• [Exercise goal]: Wherever the string "ombre" occurs in a line of these records, report that line.

• [Structured figure records]:
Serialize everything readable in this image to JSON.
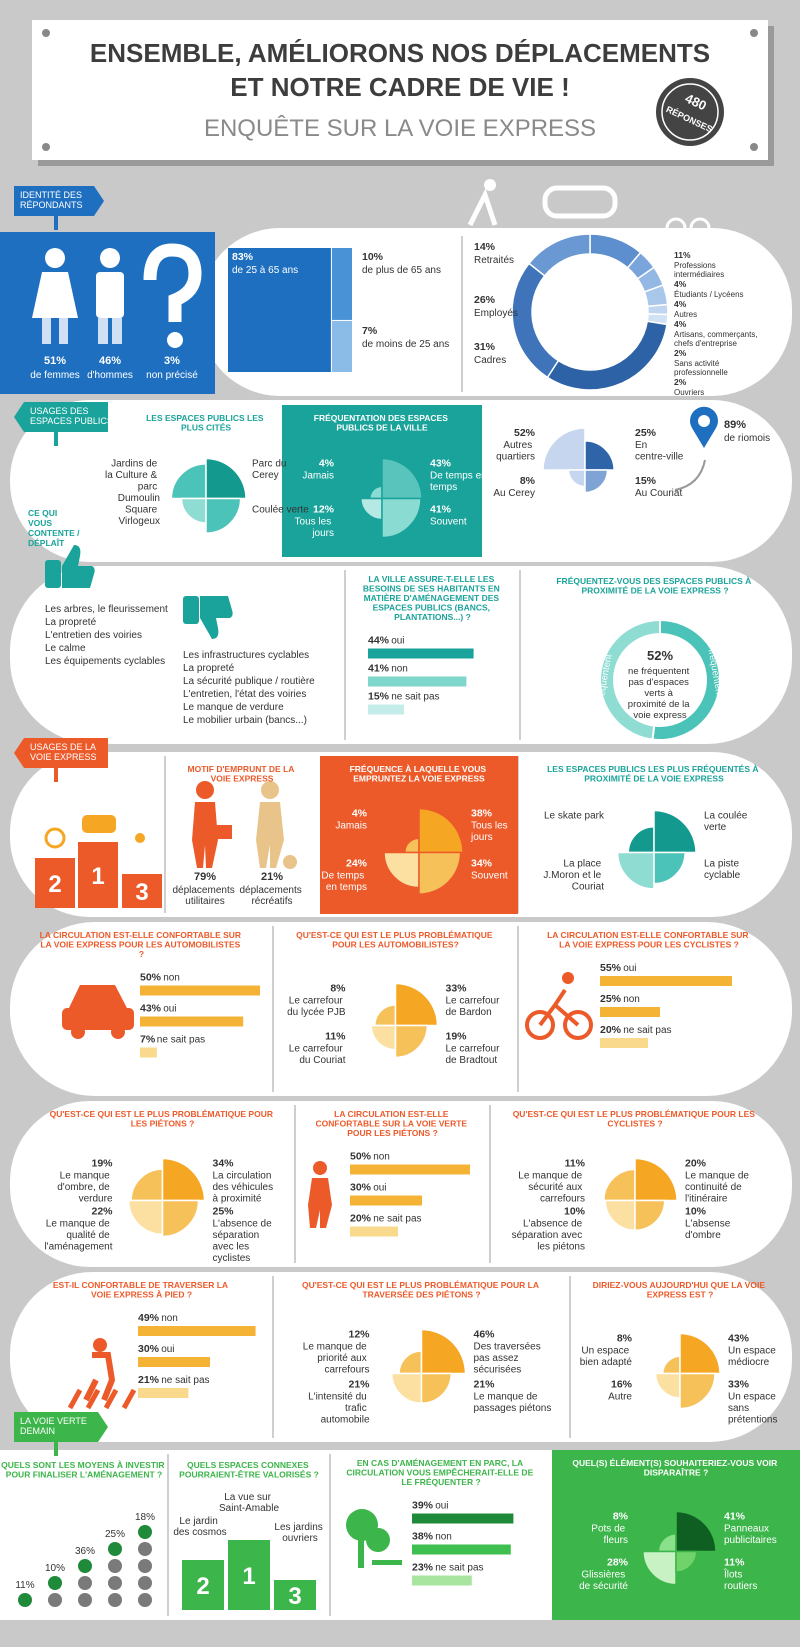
{
  "header": {
    "title_line1": "ENSEMBLE, AMÉLIORONS NOS DÉPLACEMENTS",
    "title_line2": "ET NOTRE CADRE DE VIE !",
    "subtitle": "ENQUÊTE SUR LA VOIE EXPRESS",
    "badge_value": 480,
    "badge_label": "RÉPONSES"
  },
  "sections": {
    "identity": "IDENTITÉ DES RÉPONDANTS",
    "public_spaces": "USAGES DES ESPACES PUBLICS",
    "satisfaction": "CE QUI VOUS CONTENTE / DÉPLAÎT",
    "express_usage": "USAGES DE LA VOIE EXPRESS",
    "green_future": "LA VOIE VERTE DEMAIN"
  },
  "gender": [
    {
      "percent": "51%",
      "label": "de femmes"
    },
    {
      "percent": "46%",
      "label": "d'hommes"
    },
    {
      "percent": "3%",
      "label": "non précisé"
    }
  ],
  "age": {
    "values": [
      83,
      10,
      7
    ],
    "value_labels": [
      "83%",
      "10%",
      "7%"
    ],
    "labels": [
      "de 25 à 65 ans",
      "de plus de 65 ans",
      "de moins de 25 ans"
    ]
  },
  "professions": {
    "values": [
      11,
      4,
      4,
      4,
      2,
      2,
      31,
      26,
      14
    ],
    "value_labels": [
      "11%",
      "4%",
      "4%",
      "4%",
      "2%",
      "2%",
      "31%",
      "26%",
      "14%"
    ],
    "labels": [
      "Professions intermédiaires",
      "Étudiants / Lycéens",
      "Autres",
      "Artisans, commerçants, chefs d'entreprise",
      "Sans activité professionnelle",
      "Ouvriers",
      "Cadres",
      "Employés",
      "Retraités"
    ]
  },
  "cited_spaces": {
    "title": "LES ESPACES PUBLICS LES PLUS CITÉS",
    "labels": [
      "Jardins de la Culture & parc Dumoulin",
      "Parc du Cerey",
      "Square Virlogeux",
      "Coulée verte"
    ],
    "values": [
      30,
      40,
      15,
      30
    ]
  },
  "public_frequency": {
    "title": "FRÉQUENTATION DES ESPACES PUBLICS DE LA VILLE",
    "labels": [
      "Jamais",
      "De temps en temps",
      "Tous les jours",
      "Souvent"
    ],
    "values": [
      4,
      43,
      12,
      41
    ],
    "value_labels": [
      "4%",
      "43%",
      "12%",
      "41%"
    ]
  },
  "home_area": {
    "labels": [
      "Autres quartiers",
      "En centre-ville",
      "Au Cerey",
      "Au Couriat"
    ],
    "values": [
      52,
      25,
      8,
      15
    ],
    "value_labels": [
      "52%",
      "25%",
      "8%",
      "15%"
    ]
  },
  "riomois": {
    "percent": "89%",
    "label": "de riomois"
  },
  "likes": [
    "Les arbres, le fleurissement",
    "La propreté",
    "L'entretien des voiries",
    "Le calme",
    "Les équipements cyclables"
  ],
  "dislikes": [
    "Les infrastructures cyclables",
    "La propreté",
    "La sécurité publique / routière",
    "L'entretien, l'état des voiries",
    "Le manque de verdure",
    "Le mobilier urbain (bancs...)"
  ],
  "needs": {
    "title": "LA VILLE ASSURE-T-ELLE LES BESOINS DE SES HABITANTS EN MATIÈRE D'AMÉNAGEMENT DES ESPACES PUBLICS (BANCS, PLANTATIONS...) ?",
    "labels": [
      "oui",
      "non",
      "ne sait pas"
    ],
    "values": [
      44,
      41,
      15
    ],
    "value_labels": [
      "44%",
      "41%",
      "15%"
    ]
  },
  "proximity": {
    "title": "FRÉQUENTEZ-VOUS DES ESPACES PUBLICS À PROXIMITÉ DE LA VOIE EXPRESS ?",
    "labels": [
      "Fréquentent",
      "Ne fréquentent pas"
    ],
    "values": [
      48,
      52
    ],
    "highlight": {
      "percent": "52%",
      "text": "ne fréquentent pas d'espaces verts à proximité de la voie express"
    }
  },
  "express_modes": {
    "ranks": [
      2,
      1,
      3
    ]
  },
  "motive": {
    "title": "MOTIF D'EMPRUNT DE LA VOIE EXPRESS",
    "items": [
      {
        "percent": "79%",
        "label": "déplacements utilitaires"
      },
      {
        "percent": "21%",
        "label": "déplacements récréatifs"
      }
    ]
  },
  "express_frequency": {
    "title": "FRÉQUENCE À LAQUELLE VOUS EMPRUNTEZ LA VOIE EXPRESS",
    "labels": [
      "Jamais",
      "Tous les jours",
      "De temps en temps",
      "Souvent"
    ],
    "values": [
      4,
      38,
      24,
      34
    ],
    "value_labels": [
      "4%",
      "38%",
      "24%",
      "34%"
    ]
  },
  "express_spaces": {
    "title": "LES ESPACES PUBLICS LES PLUS FRÉQUENTÉS À PROXIMITÉ DE LA VOIE EXPRESS",
    "labels": [
      "Le skate park",
      "La coulée verte",
      "La place J.Moron et le Couriat",
      "La piste cyclable"
    ],
    "values": [
      15,
      40,
      30,
      22
    ]
  },
  "car_comfort": {
    "title": "LA CIRCULATION EST-ELLE CONFORTABLE SUR LA VOIE EXPRESS POUR LES AUTOMOBILISTES ?",
    "labels": [
      "non",
      "oui",
      "ne sait pas"
    ],
    "values": [
      50,
      43,
      7
    ],
    "value_labels": [
      "50%",
      "43%",
      "7%"
    ]
  },
  "car_problems": {
    "title": "QU'EST-CE QUI EST LE PLUS PROBLÉMATIQUE POUR LES AUTOMOBILISTES?",
    "labels": [
      "Le carrefour du lycée PJB",
      "Le carrefour de Bardon",
      "Le carrefour du Couriat",
      "Le carrefour de Bradtout"
    ],
    "values": [
      8,
      33,
      11,
      19
    ],
    "value_labels": [
      "8%",
      "33%",
      "11%",
      "19%"
    ]
  },
  "cyclist_comfort": {
    "title": "LA CIRCULATION EST-ELLE CONFORTABLE SUR LA VOIE EXPRESS POUR LES CYCLISTES ?",
    "labels": [
      "oui",
      "non",
      "ne sait pas"
    ],
    "values": [
      55,
      25,
      20
    ],
    "value_labels": [
      "55%",
      "25%",
      "20%"
    ]
  },
  "pedestrian_problems": {
    "title": "QU'EST-CE QUI EST LE PLUS PROBLÉMATIQUE POUR LES PIÉTONS ?",
    "labels": [
      "Le manque d'ombre, de verdure",
      "La circulation des véhicules à proximité",
      "Le manque de qualité de l'aménagement",
      "L'absence de séparation avec les cyclistes"
    ],
    "values": [
      19,
      34,
      22,
      25
    ],
    "value_labels": [
      "19%",
      "34%",
      "22%",
      "25%"
    ]
  },
  "pedestrian_comfort": {
    "title": "LA CIRCULATION EST-ELLE CONFORTABLE SUR LA VOIE VERTE POUR LES PIÉTONS ?",
    "labels": [
      "non",
      "oui",
      "ne sait pas"
    ],
    "values": [
      50,
      30,
      20
    ],
    "value_labels": [
      "50%",
      "30%",
      "20%"
    ]
  },
  "cyclist_problems": {
    "title": "QU'EST-CE QUI EST LE PLUS PROBLÉMATIQUE POUR LES CYCLISTES ?",
    "labels": [
      "Le manque de sécurité aux carrefours",
      "Le manque de continuité de l'itinéraire",
      "L'absence de séparation avec les piétons",
      "L'absense d'ombre"
    ],
    "values": [
      11,
      20,
      10,
      10
    ],
    "value_labels": [
      "11%",
      "20%",
      "10%",
      "10%"
    ]
  },
  "crossing_comfort": {
    "title": "EST-IL CONFORTABLE DE TRAVERSER LA VOIE EXPRESS À PIED ?",
    "labels": [
      "non",
      "oui",
      "ne sait pas"
    ],
    "values": [
      49,
      30,
      21
    ],
    "value_labels": [
      "49%",
      "30%",
      "21%"
    ]
  },
  "crossing_problems": {
    "title": "QU'EST-CE QUI EST LE PLUS PROBLÉMATIQUE POUR LA TRAVERSÉE DES PIÉTONS ?",
    "labels": [
      "Le manque de priorité aux carrefours",
      "Des traversées pas assez sécurisées",
      "L'intensité du trafic automobile",
      "Le manque de passages piétons"
    ],
    "values": [
      12,
      46,
      21,
      21
    ],
    "value_labels": [
      "12%",
      "46%",
      "21%",
      "21%"
    ]
  },
  "express_opinion": {
    "title": "DIRIEZ-VOUS AUJOURD'HUI QUE LA VOIE EXPRESS EST ?",
    "labels": [
      "Un espace bien adapté",
      "Un espace médiocre",
      "Autre",
      "Un espace sans prétentions"
    ],
    "values": [
      8,
      43,
      16,
      33
    ],
    "value_labels": [
      "8%",
      "43%",
      "16%",
      "33%"
    ]
  },
  "investment": {
    "title": "QUELS SONT LES MOYENS À INVESTIR POUR FINALISER L'AMÉNAGEMENT ?",
    "percents": [
      "11%",
      "10%",
      "36%",
      "25%",
      "18%"
    ]
  },
  "connected_spaces": {
    "title": "QUELS ESPACES CONNEXES POURRAIENT-ÊTRE VALORISÉS ?",
    "labels": [
      "Le jardin des cosmos",
      "La vue sur Saint-Amable",
      "Les jardins ouvriers"
    ],
    "ranks": [
      2,
      1,
      3
    ]
  },
  "park_traffic": {
    "title": "EN CAS D'AMÉNAGEMENT EN PARC, LA CIRCULATION VOUS EMPÊCHERAIT-ELLE DE LE FRÉQUENTER ?",
    "labels": [
      "oui",
      "non",
      "ne sait pas"
    ],
    "values": [
      39,
      38,
      23
    ],
    "value_labels": [
      "39%",
      "38%",
      "23%"
    ]
  },
  "remove_elements": {
    "title": "QUEL(S) ÉLÉMENT(S) SOUHAITERIEZ-VOUS VOIR DISPARAÎTRE ?",
    "labels": [
      "Pots de fleurs",
      "Panneaux publicitaires",
      "Glissières de sécurité",
      "Îlots routiers"
    ],
    "values": [
      8,
      41,
      28,
      11
    ],
    "value_labels": [
      "8%",
      "41%",
      "28%",
      "11%"
    ]
  }
}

• [Output for this exercise]:
      "Le manque d'ombre, de verdure",
      "L'absense d'ombre"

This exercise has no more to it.